### PAGE EXTRACT

>> start

The plan was to sail from Walton on the East Coast to Chichester on the South coast – a distance of some 150 miles which I reckoned to do in not much more than 24 hours – especially if I could catch the tide all the way across the Thames Estuary like I did on the way up last year.

In the event it took me 58 hours – that’s nearly two and a half days!

Mind you it was great. I loved every minute of it…

The first excitement was experimenting with Samsara’s downwind rig. This is somewhat innovative and was contrived by her fastidious previous owner who made such a success of refitting her cabin. Since “downwind” to him meant trade wind sailing, he dispensed with silly contraptions like spinnakers and wrote a careful explanation of how to rig the staysail on the inner forestay with the sheet led through a snatch block on the end of the boom (hauled forward with a preventer). The main could then be furled. After that, with the furling jib on the end of the spinnaker boom the two headsails could be adjusted without leaving the cockpit.

>> end

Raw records
>> start

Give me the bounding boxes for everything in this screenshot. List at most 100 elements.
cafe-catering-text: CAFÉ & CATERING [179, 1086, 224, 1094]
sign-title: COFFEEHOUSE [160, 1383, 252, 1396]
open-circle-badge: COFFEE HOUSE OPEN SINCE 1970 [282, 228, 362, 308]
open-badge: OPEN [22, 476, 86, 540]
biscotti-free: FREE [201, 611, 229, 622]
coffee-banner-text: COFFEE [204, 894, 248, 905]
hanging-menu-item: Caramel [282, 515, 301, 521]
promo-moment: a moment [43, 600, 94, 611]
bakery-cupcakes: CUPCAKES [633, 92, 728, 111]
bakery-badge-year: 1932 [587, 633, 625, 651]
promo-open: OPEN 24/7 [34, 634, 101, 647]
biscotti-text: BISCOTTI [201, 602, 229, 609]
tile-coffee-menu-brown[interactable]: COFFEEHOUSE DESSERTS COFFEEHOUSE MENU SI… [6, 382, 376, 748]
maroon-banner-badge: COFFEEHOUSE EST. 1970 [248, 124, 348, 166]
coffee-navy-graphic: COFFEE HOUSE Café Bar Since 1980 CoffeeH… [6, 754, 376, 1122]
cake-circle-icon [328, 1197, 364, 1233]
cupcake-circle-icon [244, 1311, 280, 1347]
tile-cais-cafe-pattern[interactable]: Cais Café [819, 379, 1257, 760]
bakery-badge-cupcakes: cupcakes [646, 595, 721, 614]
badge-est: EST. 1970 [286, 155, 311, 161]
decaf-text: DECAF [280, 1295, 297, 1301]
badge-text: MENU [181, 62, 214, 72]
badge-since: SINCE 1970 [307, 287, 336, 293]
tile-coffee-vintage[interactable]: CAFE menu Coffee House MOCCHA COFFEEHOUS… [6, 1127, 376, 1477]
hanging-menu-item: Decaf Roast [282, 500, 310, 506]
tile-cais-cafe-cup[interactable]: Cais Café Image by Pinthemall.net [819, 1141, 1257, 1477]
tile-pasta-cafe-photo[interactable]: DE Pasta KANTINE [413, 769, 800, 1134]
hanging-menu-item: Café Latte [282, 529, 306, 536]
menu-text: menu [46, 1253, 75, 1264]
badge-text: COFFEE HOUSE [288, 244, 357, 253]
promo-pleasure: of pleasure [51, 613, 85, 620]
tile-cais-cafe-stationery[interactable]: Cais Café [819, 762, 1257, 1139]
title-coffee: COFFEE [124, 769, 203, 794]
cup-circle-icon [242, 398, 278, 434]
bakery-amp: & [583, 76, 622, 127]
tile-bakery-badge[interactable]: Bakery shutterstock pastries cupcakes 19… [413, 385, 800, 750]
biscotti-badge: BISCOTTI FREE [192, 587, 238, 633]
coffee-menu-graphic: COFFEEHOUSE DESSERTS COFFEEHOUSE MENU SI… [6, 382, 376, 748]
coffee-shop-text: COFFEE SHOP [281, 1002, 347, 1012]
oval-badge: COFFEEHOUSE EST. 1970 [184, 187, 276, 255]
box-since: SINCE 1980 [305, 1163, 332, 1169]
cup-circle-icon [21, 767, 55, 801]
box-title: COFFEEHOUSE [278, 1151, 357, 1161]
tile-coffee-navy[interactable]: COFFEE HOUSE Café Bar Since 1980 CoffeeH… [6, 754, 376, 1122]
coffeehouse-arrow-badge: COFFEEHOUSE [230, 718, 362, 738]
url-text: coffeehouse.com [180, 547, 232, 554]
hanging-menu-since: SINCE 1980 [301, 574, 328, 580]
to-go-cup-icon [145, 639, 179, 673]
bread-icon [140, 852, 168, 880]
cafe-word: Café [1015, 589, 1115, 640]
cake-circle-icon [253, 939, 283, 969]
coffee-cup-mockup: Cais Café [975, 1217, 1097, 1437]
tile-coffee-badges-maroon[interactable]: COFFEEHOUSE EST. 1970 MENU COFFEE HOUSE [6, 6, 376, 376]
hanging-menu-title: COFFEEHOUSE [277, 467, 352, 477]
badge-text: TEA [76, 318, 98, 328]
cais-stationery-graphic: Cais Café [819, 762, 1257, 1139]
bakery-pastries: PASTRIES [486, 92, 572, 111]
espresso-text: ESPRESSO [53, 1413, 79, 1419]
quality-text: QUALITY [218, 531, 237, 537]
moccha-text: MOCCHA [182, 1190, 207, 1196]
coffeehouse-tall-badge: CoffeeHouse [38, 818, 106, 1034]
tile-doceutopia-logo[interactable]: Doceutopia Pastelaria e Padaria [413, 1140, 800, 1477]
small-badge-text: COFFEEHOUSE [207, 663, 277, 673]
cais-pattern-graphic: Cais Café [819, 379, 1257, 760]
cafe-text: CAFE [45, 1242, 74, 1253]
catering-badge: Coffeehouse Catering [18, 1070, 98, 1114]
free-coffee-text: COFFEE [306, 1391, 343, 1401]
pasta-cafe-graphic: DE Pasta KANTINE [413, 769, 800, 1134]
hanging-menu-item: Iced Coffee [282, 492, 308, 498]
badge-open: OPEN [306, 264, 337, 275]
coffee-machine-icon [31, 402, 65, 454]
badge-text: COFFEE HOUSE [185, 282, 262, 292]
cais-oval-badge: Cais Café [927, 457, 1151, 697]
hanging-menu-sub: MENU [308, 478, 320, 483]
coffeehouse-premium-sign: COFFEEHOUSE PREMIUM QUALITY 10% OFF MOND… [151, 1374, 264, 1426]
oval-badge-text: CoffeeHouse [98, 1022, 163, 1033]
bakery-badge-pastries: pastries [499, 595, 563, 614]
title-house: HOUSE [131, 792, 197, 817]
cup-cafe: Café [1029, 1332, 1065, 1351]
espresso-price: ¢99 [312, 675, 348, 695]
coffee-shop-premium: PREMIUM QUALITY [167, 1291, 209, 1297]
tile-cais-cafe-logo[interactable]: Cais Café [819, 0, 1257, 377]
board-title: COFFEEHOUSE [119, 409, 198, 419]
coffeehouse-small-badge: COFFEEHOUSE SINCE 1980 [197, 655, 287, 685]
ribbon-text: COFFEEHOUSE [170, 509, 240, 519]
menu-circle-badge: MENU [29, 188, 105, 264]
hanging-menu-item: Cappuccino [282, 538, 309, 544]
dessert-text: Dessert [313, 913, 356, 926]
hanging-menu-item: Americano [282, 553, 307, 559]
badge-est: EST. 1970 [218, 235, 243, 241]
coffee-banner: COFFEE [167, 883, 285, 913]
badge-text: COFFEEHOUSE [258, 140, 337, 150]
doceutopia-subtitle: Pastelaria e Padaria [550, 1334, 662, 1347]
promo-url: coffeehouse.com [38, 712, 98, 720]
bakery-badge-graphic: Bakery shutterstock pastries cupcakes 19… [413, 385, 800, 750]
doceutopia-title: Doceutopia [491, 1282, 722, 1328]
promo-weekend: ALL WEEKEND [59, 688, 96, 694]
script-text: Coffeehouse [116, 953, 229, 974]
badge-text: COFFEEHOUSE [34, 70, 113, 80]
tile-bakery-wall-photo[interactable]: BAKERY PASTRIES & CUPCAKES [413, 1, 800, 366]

>> end

### WRITTEN EXERCISE A
In the sailing account, how many hours did the trip from Walton to Chichester actually take?
### WRITTEN EXERCISE B
Swap "Caramel" for "Hazelnut" in the listing, starting at its first line and ending at the line with "promo-moment: a moment [43, 600, 94, 611]". Return only those lines, with nothing else changed.

### EXPECTED ANSWER A
58 hours

### EXPECTED ANSWER B
Give me the bounding boxes for everything in this screenshot. List at most 100 elements.
cafe-catering-text: CAFÉ & CATERING [179, 1086, 224, 1094]
sign-title: COFFEEHOUSE [160, 1383, 252, 1396]
open-circle-badge: COFFEE HOUSE OPEN SINCE 1970 [282, 228, 362, 308]
open-badge: OPEN [22, 476, 86, 540]
biscotti-free: FREE [201, 611, 229, 622]
coffee-banner-text: COFFEE [204, 894, 248, 905]
hanging-menu-item: Hazelnut [282, 515, 301, 521]
promo-moment: a moment [43, 600, 94, 611]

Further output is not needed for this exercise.